*Request:*
Update the material below by replacing each "back" with "rear", leaving every other line and character unchanged.

-.-.-

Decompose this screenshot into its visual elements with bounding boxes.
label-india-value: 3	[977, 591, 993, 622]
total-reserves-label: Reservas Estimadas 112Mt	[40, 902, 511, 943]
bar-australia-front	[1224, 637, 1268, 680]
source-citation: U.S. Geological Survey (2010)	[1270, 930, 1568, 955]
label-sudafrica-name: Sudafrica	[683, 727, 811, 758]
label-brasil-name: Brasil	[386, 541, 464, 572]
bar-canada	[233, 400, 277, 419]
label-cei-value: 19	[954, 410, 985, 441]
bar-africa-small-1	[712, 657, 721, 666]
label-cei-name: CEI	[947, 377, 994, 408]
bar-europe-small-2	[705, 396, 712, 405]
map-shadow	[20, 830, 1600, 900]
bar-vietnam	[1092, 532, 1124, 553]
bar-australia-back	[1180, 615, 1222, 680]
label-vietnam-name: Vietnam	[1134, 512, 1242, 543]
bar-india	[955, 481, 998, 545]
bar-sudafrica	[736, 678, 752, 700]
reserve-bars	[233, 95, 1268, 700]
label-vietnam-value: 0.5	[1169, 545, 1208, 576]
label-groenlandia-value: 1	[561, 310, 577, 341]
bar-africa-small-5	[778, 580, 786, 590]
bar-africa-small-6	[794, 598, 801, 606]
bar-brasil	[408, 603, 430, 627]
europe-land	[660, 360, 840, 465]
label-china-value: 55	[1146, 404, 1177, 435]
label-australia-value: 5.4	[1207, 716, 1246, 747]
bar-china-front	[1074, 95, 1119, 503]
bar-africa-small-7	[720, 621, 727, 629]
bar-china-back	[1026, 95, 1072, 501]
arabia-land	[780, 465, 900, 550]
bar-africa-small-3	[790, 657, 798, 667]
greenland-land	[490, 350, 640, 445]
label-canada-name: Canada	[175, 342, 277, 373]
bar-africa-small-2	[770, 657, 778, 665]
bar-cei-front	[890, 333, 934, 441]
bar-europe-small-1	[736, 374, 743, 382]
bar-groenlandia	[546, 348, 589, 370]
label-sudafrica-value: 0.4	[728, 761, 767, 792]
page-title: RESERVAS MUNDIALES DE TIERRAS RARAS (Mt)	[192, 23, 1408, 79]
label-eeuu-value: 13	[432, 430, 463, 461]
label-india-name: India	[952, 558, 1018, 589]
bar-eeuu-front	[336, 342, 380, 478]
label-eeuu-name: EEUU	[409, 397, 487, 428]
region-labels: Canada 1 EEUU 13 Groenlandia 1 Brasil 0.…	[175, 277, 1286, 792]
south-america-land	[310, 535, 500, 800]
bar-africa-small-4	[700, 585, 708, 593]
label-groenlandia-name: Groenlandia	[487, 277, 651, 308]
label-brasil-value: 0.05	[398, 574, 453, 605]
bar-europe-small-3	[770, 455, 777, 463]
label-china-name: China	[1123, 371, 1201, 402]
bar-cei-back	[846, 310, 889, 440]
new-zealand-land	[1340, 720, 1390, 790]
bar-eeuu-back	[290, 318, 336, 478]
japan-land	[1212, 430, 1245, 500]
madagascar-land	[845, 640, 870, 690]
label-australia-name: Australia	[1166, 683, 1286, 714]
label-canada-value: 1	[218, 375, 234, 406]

-.-.-

*Task response:*
Decompose this screenshot into its visual elements with bounding boxes.
label-india-value: 3	[977, 591, 993, 622]
total-reserves-label: Reservas Estimadas 112Mt	[40, 902, 511, 943]
bar-australia-front	[1224, 637, 1268, 680]
source-citation: U.S. Geological Survey (2010)	[1270, 930, 1568, 955]
label-sudafrica-name: Sudafrica	[683, 727, 811, 758]
label-brasil-name: Brasil	[386, 541, 464, 572]
bar-canada	[233, 400, 277, 419]
label-cei-value: 19	[954, 410, 985, 441]
bar-africa-small-1	[712, 657, 721, 666]
label-cei-name: CEI	[947, 377, 994, 408]
bar-europe-small-2	[705, 396, 712, 405]
map-shadow	[20, 830, 1600, 900]
bar-vietnam	[1092, 532, 1124, 553]
bar-australia-rear	[1180, 615, 1222, 680]
label-vietnam-name: Vietnam	[1134, 512, 1242, 543]
bar-india	[955, 481, 998, 545]
bar-sudafrica	[736, 678, 752, 700]
reserve-bars	[233, 95, 1268, 700]
label-vietnam-value: 0.5	[1169, 545, 1208, 576]
label-groenlandia-value: 1	[561, 310, 577, 341]
bar-africa-small-5	[778, 580, 786, 590]
bar-africa-small-6	[794, 598, 801, 606]
bar-brasil	[408, 603, 430, 627]
europe-land	[660, 360, 840, 465]
label-china-value: 55	[1146, 404, 1177, 435]
label-australia-value: 5.4	[1207, 716, 1246, 747]
bar-china-front	[1074, 95, 1119, 503]
bar-africa-small-7	[720, 621, 727, 629]
bar-china-rear	[1026, 95, 1072, 501]
arabia-land	[780, 465, 900, 550]
bar-africa-small-3	[790, 657, 798, 667]
greenland-land	[490, 350, 640, 445]
label-canada-name: Canada	[175, 342, 277, 373]
bar-africa-small-2	[770, 657, 778, 665]
bar-cei-front	[890, 333, 934, 441]
bar-europe-small-1	[736, 374, 743, 382]
bar-groenlandia	[546, 348, 589, 370]
label-sudafrica-value: 0.4	[728, 761, 767, 792]
page-title: RESERVAS MUNDIALES DE TIERRAS RARAS (Mt)	[192, 23, 1408, 79]
label-eeuu-value: 13	[432, 430, 463, 461]
label-india-name: India	[952, 558, 1018, 589]
bar-eeuu-front	[336, 342, 380, 478]
label-eeuu-name: EEUU	[409, 397, 487, 428]
region-labels: Canada 1 EEUU 13 Groenlandia 1 Brasil 0.…	[175, 277, 1286, 792]
south-america-land	[310, 535, 500, 800]
bar-africa-small-4	[700, 585, 708, 593]
label-groenlandia-name: Groenlandia	[487, 277, 651, 308]
label-brasil-value: 0.05	[398, 574, 453, 605]
bar-europe-small-3	[770, 455, 777, 463]
label-china-name: China	[1123, 371, 1201, 402]
bar-cei-rear	[846, 310, 889, 440]
new-zealand-land	[1340, 720, 1390, 790]
bar-eeuu-rear	[290, 318, 336, 478]
japan-land	[1212, 430, 1245, 500]
madagascar-land	[845, 640, 870, 690]
label-australia-name: Australia	[1166, 683, 1286, 714]
label-canada-value: 1	[218, 375, 234, 406]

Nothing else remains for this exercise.